Directive. How many lines in the records below hold the string "Commenced"? Answer with the number alone.

Data provided.

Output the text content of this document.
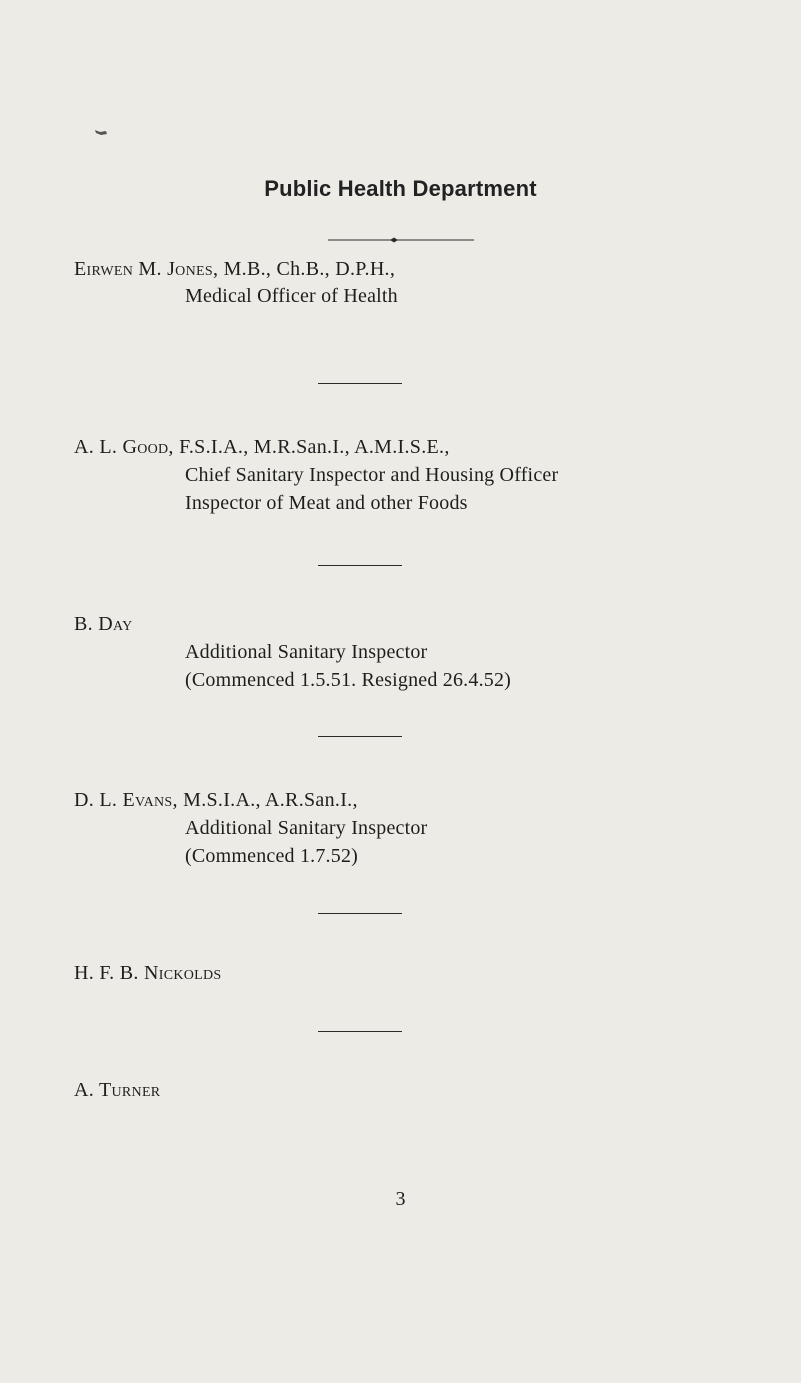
Public Health Department
Eirwen M. Jones, M.B., Ch.B., D.P.H.,
Medical Officer of Health
A. L. Good, F.S.I.A., M.R.San.I., A.M.I.S.E.,
Chief Sanitary Inspector and Housing Officer
Inspector of Meat and other Foods
B. Day
Additional Sanitary Inspector
(Commenced 1.5.51. Resigned 26.4.52)
D. L. Evans, M.S.I.A., A.R.San.I.,
Additional Sanitary Inspector
(Commenced 1.7.52)
H. F. B. Nickolds
A. Turner
3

Exercise output. 2